◆ **AUFGABENSTELLUNG**:
Führen Sie den Textausschnitt über die türkischen Akademiker für den Frieden nach seinem letzten Satz weiter.

── TEXTAUSSCHNITT ──

Grund für den Friedensappell: Ende 2015 ging das türkische Militär besonders hart gegen kurdische Zivilisten vorBild: picture-alliance/dpa

Akademiker im Visier

Die Initiative der Akademiker für den Frieden wurde 2012 ins Leben gerufen und tritt nach eigenen Angaben für eine friedliche und demokratische Lösung des türkisch-kurdischen Konflikts ein. In dem Appell hatten die Wissenschaftler das Vorgehen der türkischen Sicherheitskräfte in kurdischen Siedlungsgebieten Ende 2015 als "Vernichtungs- und Vertreibungspolitik" bezeichnet - und sind der Regierung damit empfindlich auf die Füße getreten.

"Ich kenne eine ganze Menge von Kolleginnen und Kollegen, die betroffen sind", sagt Dizdar. Einige Wissenschaftler aus der Türkei sind mit einem Stipendium der Philipp Schwartz-Initiative der Alexander von Humboldt-Stiftung in Deutschland, die verfolgten und gefährdeten Wissenschaftlern hilft. Doch diese Stipendien laufen maximal 24 Monate. Die Friedensappell-Unterzeichner, die in die Türkei zurückkehren, müssen mit einem Verfahren rechnen und die Konsequenzen fürchten: Nach türkischem Gesetz stehen auf Terror-Propaganda Strafen von bis zu siebeneinhalb Jahren Haft.

───
── BEREITGESTELLTE ANGABEN ──

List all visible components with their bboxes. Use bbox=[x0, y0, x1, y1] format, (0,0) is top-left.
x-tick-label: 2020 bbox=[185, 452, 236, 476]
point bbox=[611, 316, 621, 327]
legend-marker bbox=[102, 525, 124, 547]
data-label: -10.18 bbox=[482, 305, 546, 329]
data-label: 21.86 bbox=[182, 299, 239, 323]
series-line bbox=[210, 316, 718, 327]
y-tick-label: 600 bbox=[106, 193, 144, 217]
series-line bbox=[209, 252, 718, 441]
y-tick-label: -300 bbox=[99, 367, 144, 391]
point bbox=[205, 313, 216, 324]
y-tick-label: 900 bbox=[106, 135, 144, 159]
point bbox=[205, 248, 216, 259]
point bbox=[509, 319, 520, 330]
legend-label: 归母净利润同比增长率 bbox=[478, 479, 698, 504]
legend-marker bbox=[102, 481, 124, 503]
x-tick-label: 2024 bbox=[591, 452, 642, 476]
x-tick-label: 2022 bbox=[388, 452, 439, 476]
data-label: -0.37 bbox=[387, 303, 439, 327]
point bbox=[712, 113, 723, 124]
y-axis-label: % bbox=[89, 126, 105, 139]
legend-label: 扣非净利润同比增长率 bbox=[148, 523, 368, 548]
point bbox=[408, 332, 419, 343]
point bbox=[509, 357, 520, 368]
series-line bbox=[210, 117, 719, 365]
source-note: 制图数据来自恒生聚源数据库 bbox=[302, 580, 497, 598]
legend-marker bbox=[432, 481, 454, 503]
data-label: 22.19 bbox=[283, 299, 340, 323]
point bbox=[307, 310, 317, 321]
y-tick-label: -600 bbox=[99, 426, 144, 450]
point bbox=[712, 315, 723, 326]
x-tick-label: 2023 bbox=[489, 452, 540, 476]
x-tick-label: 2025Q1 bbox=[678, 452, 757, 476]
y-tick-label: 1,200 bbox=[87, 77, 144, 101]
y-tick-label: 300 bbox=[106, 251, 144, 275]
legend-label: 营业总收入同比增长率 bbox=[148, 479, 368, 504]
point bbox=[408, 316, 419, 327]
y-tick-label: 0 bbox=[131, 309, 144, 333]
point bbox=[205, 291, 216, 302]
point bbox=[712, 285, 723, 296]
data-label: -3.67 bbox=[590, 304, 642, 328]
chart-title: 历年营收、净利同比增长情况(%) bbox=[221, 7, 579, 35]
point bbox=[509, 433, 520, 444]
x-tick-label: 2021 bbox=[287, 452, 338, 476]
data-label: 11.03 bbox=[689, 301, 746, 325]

───

◆ **SCHRIFTLICHE ANTWORT**:
Dilek Dizdar hatte keine Bedenken, als sie ihre Unterschrift damals unter die Friedenspetition gesetzt hat. Ähnlich ging es Kader Konuk. Die Direktorin des Instituts für Turkistik an der Universität Duisburg-Essen hat den Appell ebenfalls unterzeichnet. "Wir haben nicht damit gerechnet, dass der Aufruf zu einem Dialog und der Aufnahme von Friedensverhandlungen diese Welle von Kriminalisierung auslösen würde."

Jetzt aber rechnet auch sie mit einer Anklageschrift. "Erdogan hat direkt nach der Veröffentlichung der Petition alle Unterzeichner als Pseudointellektuelle degradiert", sagt Konuk. "Seitdem werden wir nur noch als sogenannte Akademiker bezeichnet." Innerhalb von wenigen Tagen habe die Kündigungswelle eingesetzt. 

"Willkommen", grüßt der türkische Präsident. Das gilt nicht für unliebsame WissenschaftlerBild: picture-alliance/AA/M. Halilovic

Nach dem Putschversuch im Juli 2016 wurde der staatliche Ausnahmezustand ausgerufen und brachte viele weitere Wissenschaftler in Bedrängnis. Die ersten der 1128 Unterzeichner seien bereits im Frühjahr 2016 verhaftet worden, sagt Konuk. "Da war aber noch nicht abzusehen, dass alle Unterzeichner mit Strafverfahren zu rechnen haben. Das ist jetzt klar." In der Zwischenzeit hätten fast die Hälfte der Betroffenen nicht nur die Kündigung erhalten, sondern auch Berufs- und Reiseverbot. 

Solidarität allein reicht nicht

Als Reaktion auf die sich immer weiter zuspitzende Lage für türkische Wissenschaftler ist Kader Konuk eine der Initiatoren für die "Akademie im Exil". An zwei Standorten, in Essen und Berlin, sollen Wissenschaftler aus der Türkei die Möglichkeit erhalten, ungestört und ohne Angst ihren Forschungen nachzugehen. Die neugegründete Akademie hat zehn Plätze für Forschungsstipendien ausgeschrieben, zunächst nur für Wissenschaftler aus der Türkei. "Weltweit gesehen sind türkische Wissenschaftler die am stärksten gefährdeten Wissenschaftler", sagt Konuk und beruft sich auf Informationen des Netzwerks  "Scholar's at Risk".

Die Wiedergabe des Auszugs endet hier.